● INSTRUCTIONS FOR THE TASK: Output the material beneath this task exactly, images excluded.

● DATA RECORDS:
----------------

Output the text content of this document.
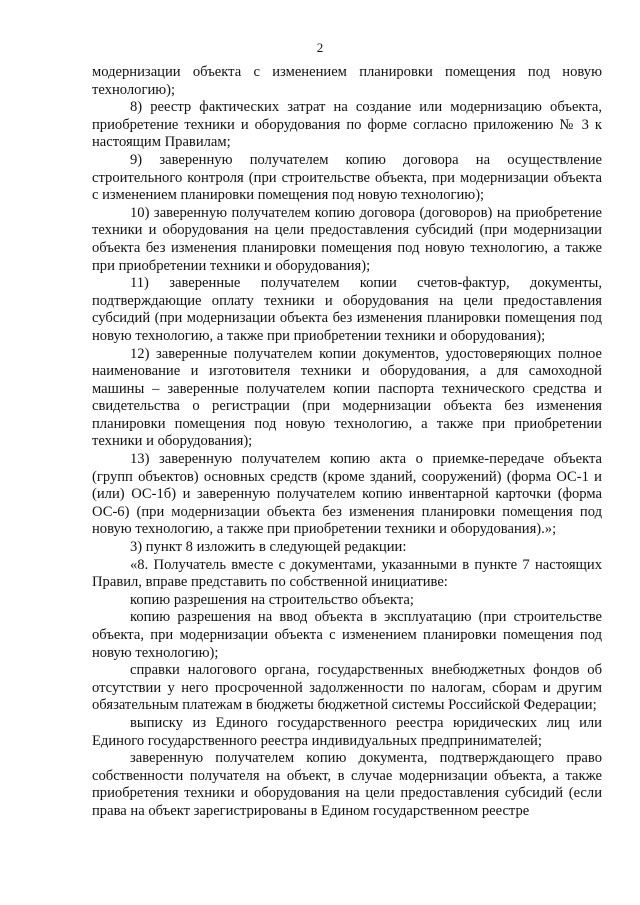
2

модернизации объекта с изменением планировки помещения под новую технологию);

8) реестр фактических затрат на создание или модернизацию объекта, приобретение техники и оборудования по форме согласно приложению № 3 к настоящим Правилам;

9) заверенную получателем копию договора на осуществление строительного контроля (при строительстве объекта, при модернизации объекта с изменением планировки помещения под новую технологию);

10) заверенную получателем копию договора (договоров) на приобретение техники и оборудования на цели предоставления субсидий (при модернизации объекта без изменения планировки помещения под новую технологию, а также при приобретении техники и оборудования);

11) заверенные получателем копии счетов-фактур, документы, подтверждающие оплату техники и оборудования на цели предоставления субсидий (при модернизации объекта без изменения планировки помещения под новую технологию, а также при приобретении техники и оборудования);

12) заверенные получателем копии документов, удостоверяющих полное наименование и изготовителя техники и оборудования, а для самоходной машины – заверенные получателем копии паспорта технического средства и свидетельства о регистрации (при модернизации объекта без изменения планировки помещения под новую технологию, а также при приобретении техники и оборудования);

13) заверенную получателем копию акта о приемке-передаче объекта (групп объектов) основных средств (кроме зданий, сооружений) (форма ОС-1 и (или) ОС-1б) и заверенную получателем копию инвентарной карточки (форма ОС-6) (при модернизации объекта без изменения планировки помещения под новую технологию, а также при приобретении техники и оборудования).»;

3) пункт 8 изложить в следующей редакции:

«8. Получатель вместе с документами, указанными в пункте 7 настоящих Правил, вправе представить по собственной инициативе:

копию разрешения на строительство объекта;

копию разрешения на ввод объекта в эксплуатацию (при строительстве объекта, при модернизации объекта с изменением планировки помещения под новую технологию);

справки налогового органа, государственных внебюджетных фондов об отсутствии у него просроченной задолженности по налогам, сборам и другим обязательным платежам в бюджеты бюджетной системы Российской Федерации;

выписку из Единого государственного реестра юридических лиц или Единого государственного реестра индивидуальных предпринимателей;

заверенную получателем копию документа, подтверждающего право собственности получателя на объект, в случае модернизации объекта, а также приобретения техники и оборудования на цели предоставления субсидий (если права на объект зарегистрированы в Едином государственном реестре
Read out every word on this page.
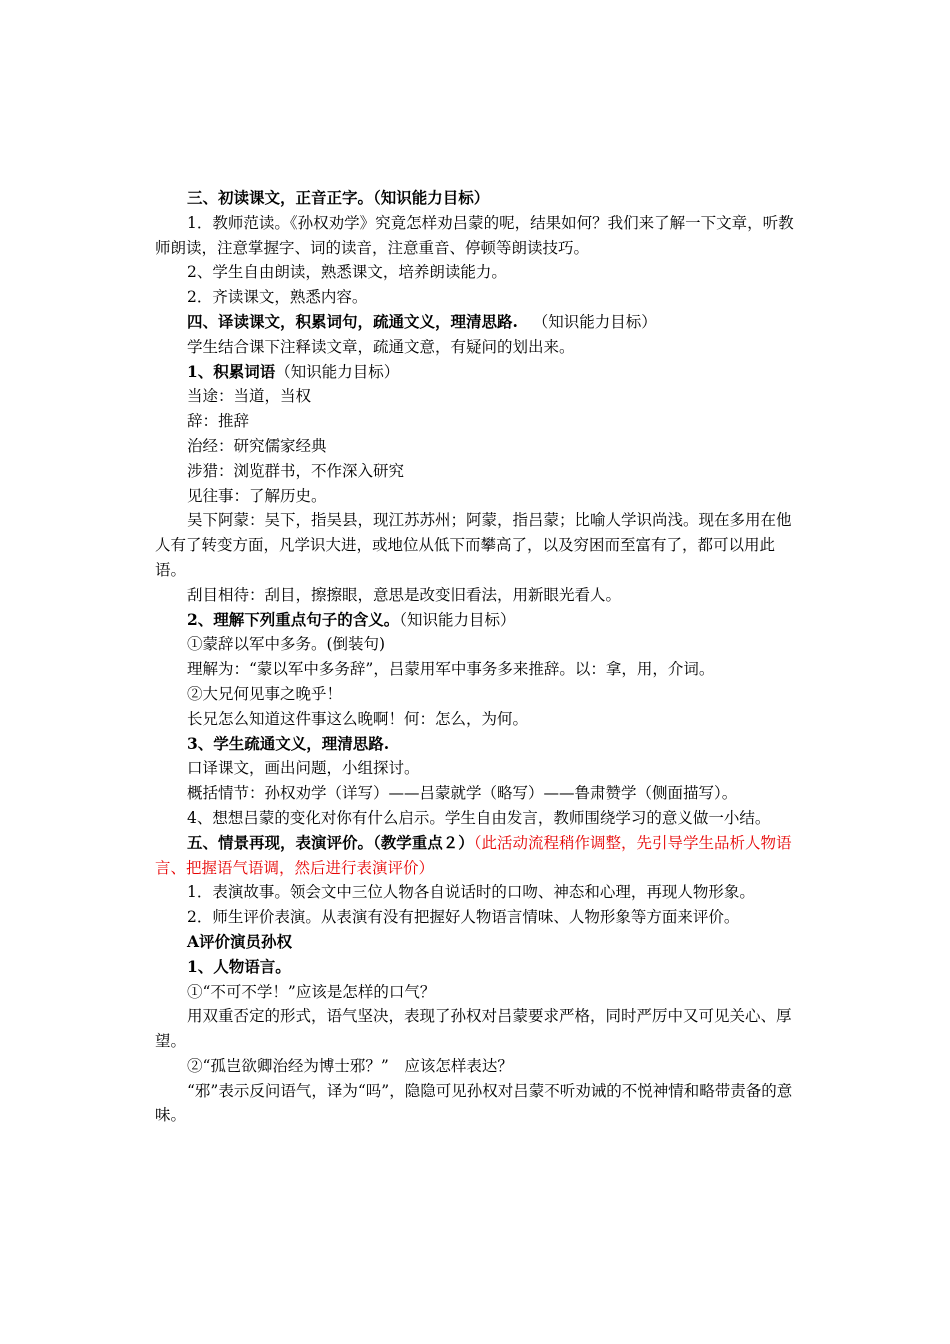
三、初读课文，正音正字。（知识能力目标）

1．教师范读。《孙权劝学》究竟怎样劝吕蒙的呢，结果如何？我们来了解一下文章，听教师朗读，注意掌握字、词的读音，注意重音、停顿等朗读技巧。

2、学生自由朗读，熟悉课文，培养朗读能力。

2．齐读课文，熟悉内容。

四、译读课文，积累词句，疏通文义，理清思路. （知识能力目标）

学生结合课下注释读文章，疏通文意，有疑问的划出来。

1、积累词语（知识能力目标）

当途：当道，当权

辞：推辞

治经：研究儒家经典

涉猎：浏览群书，不作深入研究

见往事：了解历史。

吴下阿蒙：吴下，指吴县，现江苏苏州；阿蒙，指吕蒙；比喻人学识尚浅。现在多用在他人有了转变方面，凡学识大进，或地位从低下而攀高了，以及穷困而至富有了，都可以用此语。

刮目相待：刮目，擦擦眼，意思是改变旧看法，用新眼光看人。

2、理解下列重点句子的含义。（知识能力目标）

①蒙辞以军中多务。(倒装句)

理解为：“蒙以军中多务辞”，吕蒙用军中事务多来推辞。以：拿，用，介词。

②大兄何见事之晚乎！

长兄怎么知道这件事这么晚啊！何：怎么，为何。

3、学生疏通文义，理清思路.

口译课文，画出问题，小组探讨。

概括情节：孙权劝学（详写）——吕蒙就学（略写）——鲁肃赞学（侧面描写）。

4、想想吕蒙的变化对你有什么启示。学生自由发言，教师围绕学习的意义做一小结。

五、情景再现，表演评价。（教学重点２）（此活动流程稍作调整，先引导学生品析人物语言、把握语气语调，然后进行表演评价）

1．表演故事。领会文中三位人物各自说话时的口吻、神态和心理，再现人物形象。

2．师生评价表演。从表演有没有把握好人物语言情味、人物形象等方面来评价。

A评价演员孙权

1、人物语言。

①“不可不学！”应该是怎样的口气？

用双重否定的形式，语气坚决，表现了孙权对吕蒙要求严格，同时严厉中又可见关心、厚望。

②“孤岂欲卿治经为博士邪？”　应该怎样表达？

“邪”表示反问语气，译为“吗”，隐隐可见孙权对吕蒙不听劝诫的不悦神情和略带责备的意味。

----------------

● TASK OUTPUT:
Output the text content of this document.
2

модернизации объекта с изменением планировки помещения под новую технологию);

8) реестр фактических затрат на создание или модернизацию объекта, приобретение техники и оборудования по форме согласно приложению № 3 к настоящим Правилам;

9) заверенную получателем копию договора на осуществление строительного контроля (при строительстве объекта, при модернизации объекта с изменением планировки помещения под новую технологию);

10) заверенную получателем копию договора (договоров) на приобретение техники и оборудования на цели предоставления субсидий (при модернизации объекта без изменения планировки помещения под новую технологию, а также при приобретении техники и оборудования);

11) заверенные получателем копии счетов-фактур, документы, подтверждающие оплату техники и оборудования на цели предоставления субсидий (при модернизации объекта без изменения планировки помещения под новую технологию, а также при приобретении техники и оборудования);

12) заверенные получателем копии документов, удостоверяющих полное наименование и изготовителя техники и оборудования, а для самоходной машины – заверенные получателем копии паспорта технического средства и свидетельства о регистрации (при модернизации объекта без изменения планировки помещения под новую технологию, а также при приобретении техники и оборудования);

13) заверенную получателем копию акта о приемке-передаче объекта (групп объектов) основных средств (кроме зданий, сооружений) (форма ОС-1 и (или) ОС-1б) и заверенную получателем копию инвентарной карточки (форма ОС-6) (при модернизации объекта без изменения планировки помещения под новую технологию, а также при приобретении техники и оборудования).»;

3) пункт 8 изложить в следующей редакции:

«8. Получатель вместе с документами, указанными в пункте 7 настоящих Правил, вправе представить по собственной инициативе:

копию разрешения на строительство объекта;

копию разрешения на ввод объекта в эксплуатацию (при строительстве объекта, при модернизации объекта с изменением планировки помещения под новую технологию);

справки налогового органа, государственных внебюджетных фондов об отсутствии у него просроченной задолженности по налогам, сборам и другим обязательным платежам в бюджеты бюджетной системы Российской Федерации;

выписку из Единого государственного реестра юридических лиц или Единого государственного реестра индивидуальных предпринимателей;

заверенную получателем копию документа, подтверждающего право собственности получателя на объект, в случае модернизации объекта, а также приобретения техники и оборудования на цели предоставления субсидий (если права на объект зарегистрированы в Едином государственном реестре
Read out every word on this page.
三、初读课文，正音正字。（知识能力目标）

1．教师范读。《孙权劝学》究竟怎样劝吕蒙的呢，结果如何？我们来了解一下文章，听教师朗读，注意掌握字、词的读音，注意重音、停顿等朗读技巧。

2、学生自由朗读，熟悉课文，培养朗读能力。

2．齐读课文，熟悉内容。

四、译读课文，积累词句，疏通文义，理清思路. （知识能力目标）

学生结合课下注释读文章，疏通文意，有疑问的划出来。

1、积累词语（知识能力目标）

当途：当道，当权

辞：推辞

治经：研究儒家经典

涉猎：浏览群书，不作深入研究

见往事：了解历史。

吴下阿蒙：吴下，指吴县，现江苏苏州；阿蒙，指吕蒙；比喻人学识尚浅。现在多用在他人有了转变方面，凡学识大进，或地位从低下而攀高了，以及穷困而至富有了，都可以用此语。

刮目相待：刮目，擦擦眼，意思是改变旧看法，用新眼光看人。

2、理解下列重点句子的含义。（知识能力目标）

①蒙辞以军中多务。(倒装句)

理解为：“蒙以军中多务辞”，吕蒙用军中事务多来推辞。以：拿，用，介词。

②大兄何见事之晚乎！

长兄怎么知道这件事这么晚啊！何：怎么，为何。

3、学生疏通文义，理清思路.

口译课文，画出问题，小组探讨。

概括情节：孙权劝学（详写）——吕蒙就学（略写）——鲁肃赞学（侧面描写）。

4、想想吕蒙的变化对你有什么启示。学生自由发言，教师围绕学习的意义做一小结。

五、情景再现，表演评价。（教学重点２）（此活动流程稍作调整，先引导学生品析人物语言、把握语气语调，然后进行表演评价）

1．表演故事。领会文中三位人物各自说话时的口吻、神态和心理，再现人物形象。

2．师生评价表演。从表演有没有把握好人物语言情味、人物形象等方面来评价。

A评价演员孙权

1、人物语言。

①“不可不学！”应该是怎样的口气？

用双重否定的形式，语气坚决，表现了孙权对吕蒙要求严格，同时严厉中又可见关心、厚望。

②“孤岂欲卿治经为博士邪？”　应该怎样表达？

“邪”表示反问语气，译为“吗”，隐隐可见孙权对吕蒙不听劝诫的不悦神情和略带责备的意味。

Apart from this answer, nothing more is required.